WHAT THE TASK ASKS
Repeat the records below exactly, leaving out every picture.

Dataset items

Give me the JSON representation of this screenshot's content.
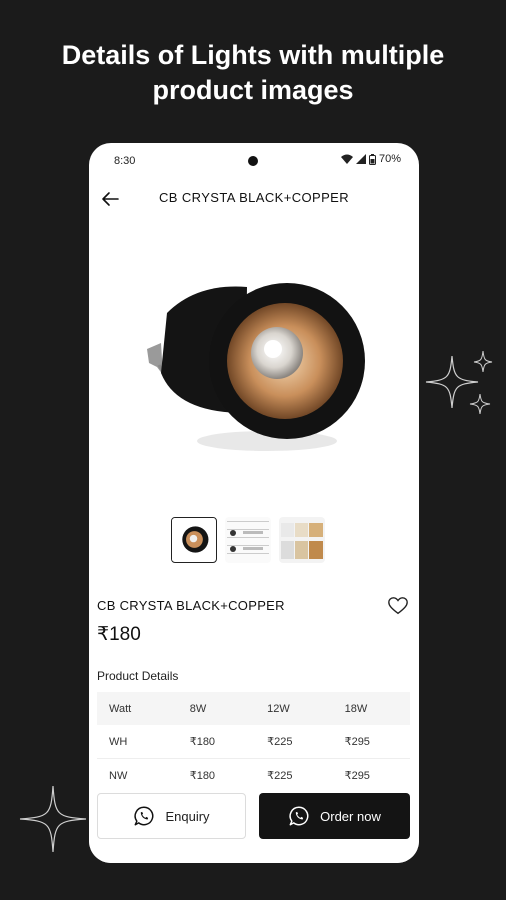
{
  "promo": {
    "line1": "Details of Lights with multiple",
    "line2": "product images"
  },
  "status_bar": {
    "time": "8:30",
    "battery": "70%"
  },
  "app_bar": {
    "title": "CB CRYSTA BLACK+COPPER"
  },
  "product": {
    "name": "CB CRYSTA BLACK+COPPER",
    "price": "₹180",
    "thumbnail_count": 3,
    "selected_thumbnail": 1
  },
  "details": {
    "section_title": "Product Details",
    "columns": [
      "Watt",
      "8W",
      "12W",
      "18W"
    ],
    "rows": [
      [
        "WH",
        "₹180",
        "₹225",
        "₹295"
      ],
      [
        "NW",
        "₹180",
        "₹225",
        "₹295"
      ]
    ]
  },
  "actions": {
    "enquiry": "Enquiry",
    "order": "Order now"
  },
  "colors": {
    "background": "#1b1b1b",
    "primary_button": "#141414",
    "copper": "#c98f5b"
  },
  "icons": [
    "back-arrow-icon",
    "heart-icon",
    "whatsapp-icon",
    "wifi-icon",
    "signal-icon",
    "battery-icon",
    "sparkle-icon"
  ]
}
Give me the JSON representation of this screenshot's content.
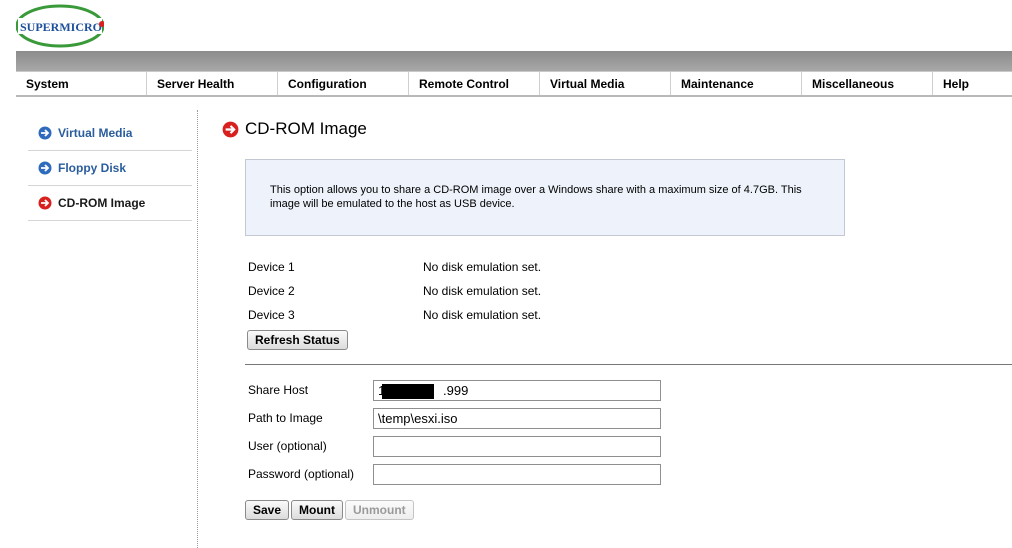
{
  "logo": {
    "text": "SUPERMICRO"
  },
  "menu": [
    {
      "label": "System"
    },
    {
      "label": "Server Health"
    },
    {
      "label": "Configuration"
    },
    {
      "label": "Remote Control"
    },
    {
      "label": "Virtual Media"
    },
    {
      "label": "Maintenance"
    },
    {
      "label": "Miscellaneous"
    },
    {
      "label": "Help"
    }
  ],
  "sidebar": {
    "items": [
      {
        "label": "Virtual Media",
        "icon": "arrow-circle-right-icon",
        "color": "#2f6bbd"
      },
      {
        "label": "Floppy Disk",
        "icon": "arrow-circle-right-icon",
        "color": "#2f6bbd"
      },
      {
        "label": "CD-ROM Image",
        "icon": "arrow-circle-right-icon",
        "color": "#d8211f"
      }
    ]
  },
  "page": {
    "title": "CD-ROM Image",
    "info": "This option allows you to share a CD-ROM image over a Windows share with a maximum size of 4.7GB. This image will be emulated to the host as USB device."
  },
  "devices": [
    {
      "label": "Device 1",
      "status": "No disk emulation set."
    },
    {
      "label": "Device 2",
      "status": "No disk emulation set."
    },
    {
      "label": "Device 3",
      "status": "No disk emulation set."
    }
  ],
  "buttons": {
    "refresh": "Refresh Status",
    "save": "Save",
    "mount": "Mount",
    "unmount": "Unmount"
  },
  "form": {
    "share_host": {
      "label": "Share Host",
      "value": "1                .999"
    },
    "path": {
      "label": "Path to Image",
      "value": "\\temp\\esxi.iso"
    },
    "user": {
      "label": "User (optional)",
      "value": ""
    },
    "password": {
      "label": "Password (optional)",
      "value": ""
    }
  },
  "colors": {
    "accent_blue": "#2f6bbd",
    "accent_red": "#d8211f",
    "logo_green": "#3a9a3a"
  }
}
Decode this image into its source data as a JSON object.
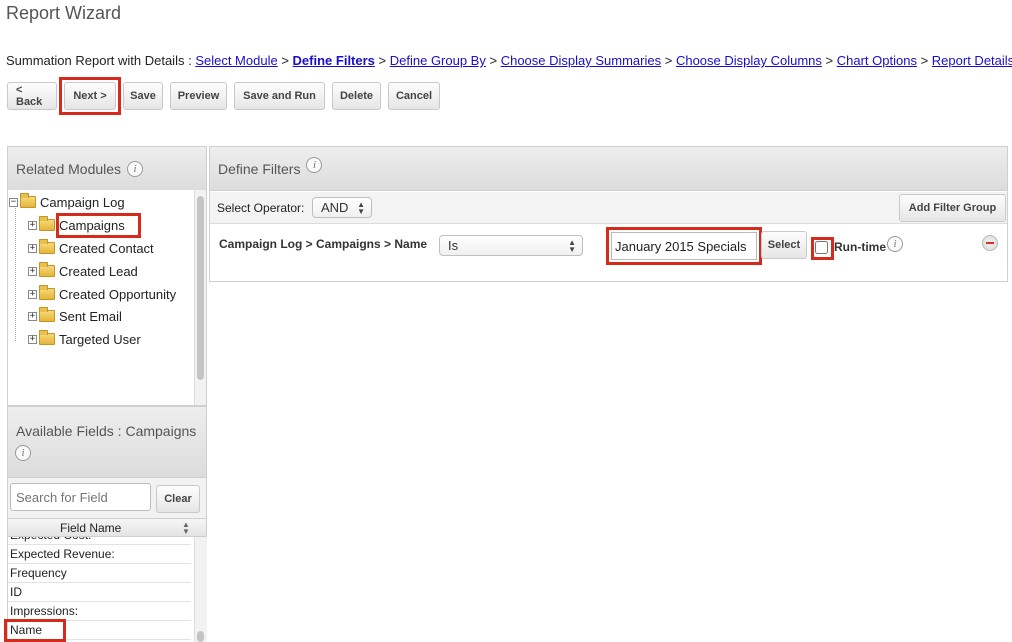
{
  "page": {
    "title": "Report Wizard"
  },
  "breadcrumb": {
    "prefix": "Summation Report with Details :",
    "separator": ">",
    "steps": [
      "Select Module",
      "Define Filters",
      "Define Group By",
      "Choose Display Summaries",
      "Choose Display Columns",
      "Chart Options",
      "Report Details"
    ],
    "current_step": "Define Filters"
  },
  "toolbar": {
    "back": "< Back",
    "next": "Next >",
    "save": "Save",
    "preview": "Preview",
    "save_and_run": "Save and Run",
    "delete": "Delete",
    "cancel": "Cancel"
  },
  "related_modules": {
    "title": "Related Modules",
    "root": "Campaign Log",
    "children": [
      "Campaigns",
      "Created Contact",
      "Created Lead",
      "Created Opportunity",
      "Sent Email",
      "Targeted User"
    ]
  },
  "available_fields": {
    "title": "Available Fields : Campaigns",
    "search_placeholder": "Search for Field",
    "clear_label": "Clear",
    "column_header": "Field Name",
    "partial_top_item": "Expected Cost:",
    "items": [
      "Expected Revenue:",
      "Frequency",
      "ID",
      "Impressions:",
      "Name"
    ]
  },
  "define_filters": {
    "title": "Define Filters",
    "operator_label": "Select Operator:",
    "operator_value": "AND",
    "add_filter_group": "Add Filter Group",
    "filter": {
      "field_path": "Campaign Log > Campaigns > Name",
      "operator": "Is",
      "value": "January 2015 Specials",
      "select_label": "Select",
      "runtime_label": "Run-time",
      "runtime_checked": false
    }
  },
  "icons": {
    "info": "info-icon",
    "remove": "remove-filter-icon",
    "tree_expand": "plus-box-icon",
    "folder": "folder-icon"
  },
  "colors": {
    "highlight": "#d52a1c",
    "link": "#1a0dcc",
    "remove_icon": "#d9302a"
  }
}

FINISHED TASK
Give me the JSON representation of this screenshot's content.
{
  "promo": {
    "line1": "Details of Lights with multiple",
    "line2": "product images"
  },
  "status_bar": {
    "time": "8:30",
    "battery": "70%"
  },
  "app_bar": {
    "title": "CB CRYSTA BLACK+COPPER"
  },
  "product": {
    "name": "CB CRYSTA BLACK+COPPER",
    "price": "₹180",
    "thumbnail_count": 3,
    "selected_thumbnail": 1
  },
  "details": {
    "section_title": "Product Details",
    "columns": [
      "Watt",
      "8W",
      "12W",
      "18W"
    ],
    "rows": [
      [
        "WH",
        "₹180",
        "₹225",
        "₹295"
      ],
      [
        "NW",
        "₹180",
        "₹225",
        "₹295"
      ]
    ]
  },
  "actions": {
    "enquiry": "Enquiry",
    "order": "Order now"
  },
  "colors": {
    "background": "#1b1b1b",
    "primary_button": "#141414",
    "copper": "#c98f5b"
  },
  "icons": [
    "back-arrow-icon",
    "heart-icon",
    "whatsapp-icon",
    "wifi-icon",
    "signal-icon",
    "battery-icon",
    "sparkle-icon"
  ]
}
Give me the JSON representation of this screenshot's content.
{
  "logo": {
    "text": "SUPERMICRO"
  },
  "menu": [
    {
      "label": "System"
    },
    {
      "label": "Server Health"
    },
    {
      "label": "Configuration"
    },
    {
      "label": "Remote Control"
    },
    {
      "label": "Virtual Media"
    },
    {
      "label": "Maintenance"
    },
    {
      "label": "Miscellaneous"
    },
    {
      "label": "Help"
    }
  ],
  "sidebar": {
    "items": [
      {
        "label": "Virtual Media",
        "icon": "arrow-circle-right-icon",
        "color": "#2f6bbd"
      },
      {
        "label": "Floppy Disk",
        "icon": "arrow-circle-right-icon",
        "color": "#2f6bbd"
      },
      {
        "label": "CD-ROM Image",
        "icon": "arrow-circle-right-icon",
        "color": "#d8211f"
      }
    ]
  },
  "page": {
    "title": "CD-ROM Image",
    "info": "This option allows you to share a CD-ROM image over a Windows share with a maximum size of 4.7GB. This image will be emulated to the host as USB device."
  },
  "devices": [
    {
      "label": "Device 1",
      "status": "No disk emulation set."
    },
    {
      "label": "Device 2",
      "status": "No disk emulation set."
    },
    {
      "label": "Device 3",
      "status": "No disk emulation set."
    }
  ],
  "buttons": {
    "refresh": "Refresh Status",
    "save": "Save",
    "mount": "Mount",
    "unmount": "Unmount"
  },
  "form": {
    "share_host": {
      "label": "Share Host",
      "value": "1                .999"
    },
    "path": {
      "label": "Path to Image",
      "value": "\\temp\\esxi.iso"
    },
    "user": {
      "label": "User (optional)",
      "value": ""
    },
    "password": {
      "label": "Password (optional)",
      "value": ""
    }
  },
  "colors": {
    "accent_blue": "#2f6bbd",
    "accent_red": "#d8211f",
    "logo_green": "#3a9a3a"
  }
}
Decode this image into its source data as a JSON object.
{
  "page": {
    "title": "Report Wizard"
  },
  "breadcrumb": {
    "prefix": "Summation Report with Details :",
    "separator": ">",
    "steps": [
      "Select Module",
      "Define Filters",
      "Define Group By",
      "Choose Display Summaries",
      "Choose Display Columns",
      "Chart Options",
      "Report Details"
    ],
    "current_step": "Define Filters"
  },
  "toolbar": {
    "back": "< Back",
    "next": "Next >",
    "save": "Save",
    "preview": "Preview",
    "save_and_run": "Save and Run",
    "delete": "Delete",
    "cancel": "Cancel"
  },
  "related_modules": {
    "title": "Related Modules",
    "root": "Campaign Log",
    "children": [
      "Campaigns",
      "Created Contact",
      "Created Lead",
      "Created Opportunity",
      "Sent Email",
      "Targeted User"
    ]
  },
  "available_fields": {
    "title": "Available Fields : Campaigns",
    "search_placeholder": "Search for Field",
    "clear_label": "Clear",
    "column_header": "Field Name",
    "partial_top_item": "Expected Cost:",
    "items": [
      "Expected Revenue:",
      "Frequency",
      "ID",
      "Impressions:",
      "Name"
    ]
  },
  "define_filters": {
    "title": "Define Filters",
    "operator_label": "Select Operator:",
    "operator_value": "AND",
    "add_filter_group": "Add Filter Group",
    "filter": {
      "field_path": "Campaign Log > Campaigns > Name",
      "operator": "Is",
      "value": "January 2015 Specials",
      "select_label": "Select",
      "runtime_label": "Run-time",
      "runtime_checked": false
    }
  },
  "icons": {
    "info": "info-icon",
    "remove": "remove-filter-icon",
    "tree_expand": "plus-box-icon",
    "folder": "folder-icon"
  },
  "colors": {
    "highlight": "#d52a1c",
    "link": "#1a0dcc",
    "remove_icon": "#d9302a"
  }
}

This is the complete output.